GOAL → Would you retype all of these records exactly?

DATASET EXTRACT →
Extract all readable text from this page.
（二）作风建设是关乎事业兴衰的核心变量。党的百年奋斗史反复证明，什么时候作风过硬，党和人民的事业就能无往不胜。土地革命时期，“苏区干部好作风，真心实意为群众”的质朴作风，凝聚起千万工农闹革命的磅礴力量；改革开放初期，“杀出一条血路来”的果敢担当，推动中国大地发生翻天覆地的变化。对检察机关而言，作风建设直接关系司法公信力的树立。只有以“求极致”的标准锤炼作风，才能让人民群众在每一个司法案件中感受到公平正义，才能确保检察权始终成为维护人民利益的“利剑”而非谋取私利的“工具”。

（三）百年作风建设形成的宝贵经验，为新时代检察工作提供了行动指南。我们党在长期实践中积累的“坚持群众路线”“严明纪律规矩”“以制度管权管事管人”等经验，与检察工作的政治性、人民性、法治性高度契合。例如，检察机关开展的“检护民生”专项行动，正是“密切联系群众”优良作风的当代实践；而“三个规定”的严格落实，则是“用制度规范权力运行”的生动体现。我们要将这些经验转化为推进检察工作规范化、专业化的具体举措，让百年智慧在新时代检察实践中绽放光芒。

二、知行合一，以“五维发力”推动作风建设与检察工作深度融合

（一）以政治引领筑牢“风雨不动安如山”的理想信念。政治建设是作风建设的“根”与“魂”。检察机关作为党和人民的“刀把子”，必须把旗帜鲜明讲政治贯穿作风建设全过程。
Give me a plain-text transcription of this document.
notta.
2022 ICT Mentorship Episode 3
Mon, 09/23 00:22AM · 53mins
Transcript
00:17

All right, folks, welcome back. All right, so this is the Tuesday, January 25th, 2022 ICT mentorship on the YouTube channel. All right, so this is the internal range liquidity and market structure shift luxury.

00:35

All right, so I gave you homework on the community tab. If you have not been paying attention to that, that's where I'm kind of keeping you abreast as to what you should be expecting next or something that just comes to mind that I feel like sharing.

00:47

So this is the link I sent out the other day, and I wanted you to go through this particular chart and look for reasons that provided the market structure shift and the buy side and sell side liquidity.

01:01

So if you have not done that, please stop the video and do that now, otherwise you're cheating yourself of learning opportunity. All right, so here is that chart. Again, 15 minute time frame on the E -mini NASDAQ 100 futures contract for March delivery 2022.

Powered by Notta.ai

TASK ANSWER →
Extract all readable text from this page.
（二）作风建设是关乎事业兴衰的核心变量。党的百年奋斗史反复证明，什么时候作风过硬，党和人民的事业就能无往不胜。土地革命时期，“苏区干部好作风，真心实意为群众”的质朴作风，凝聚起千万工农闹革命的磅礴力量；改革开放初期，“杀出一条血路来”的果敢担当，推动中国大地发生翻天覆地的变化。对检察机关而言，作风建设直接关系司法公信力的树立。只有以“求极致”的标准锤炼作风，才能让人民群众在每一个司法案件中感受到公平正义，才能确保检察权始终成为维护人民利益的“利剑”而非谋取私利的“工具”。

（三）百年作风建设形成的宝贵经验，为新时代检察工作提供了行动指南。我们党在长期实践中积累的“坚持群众路线”“严明纪律规矩”“以制度管权管事管人”等经验，与检察工作的政治性、人民性、法治性高度契合。例如，检察机关开展的“检护民生”专项行动，正是“密切联系群众”优良作风的当代实践；而“三个规定”的严格落实，则是“用制度规范权力运行”的生动体现。我们要将这些经验转化为推进检察工作规范化、专业化的具体举措，让百年智慧在新时代检察实践中绽放光芒。

二、知行合一，以“五维发力”推动作风建设与检察工作深度融合

（一）以政治引领筑牢“风雨不动安如山”的理想信念。政治建设是作风建设的“根”与“魂”。检察机关作为党和人民的“刀把子”，必须把旗帜鲜明讲政治贯穿作风建设全过程。
Give me a plain-text transcription of this document.
notta.
2022 ICT Mentorship Episode 3
Mon, 09/23 00:22AM · 53mins
Transcript
00:17

All right, folks, welcome back. All right, so this is the Tuesday, January 25th, 2022 ICT mentorship on the YouTube channel. All right, so this is the internal range liquidity and market structure shift luxury.

00:35

All right, so I gave you homework on the community tab. If you have not been paying attention to that, that's where I'm kind of keeping you abreast as to what you should be expecting next or something that just comes to mind that I feel like sharing.

00:47

So this is the link I sent out the other day, and I wanted you to go through this particular chart and look for reasons that provided the market structure shift and the buy side and sell side liquidity.

01:01

So if you have not done that, please stop the video and do that now, otherwise you're cheating yourself of learning opportunity. All right, so here is that chart. Again, 15 minute time frame on the E -mini NASDAQ 100 futures contract for March delivery 2022.

Powered by Notta.ai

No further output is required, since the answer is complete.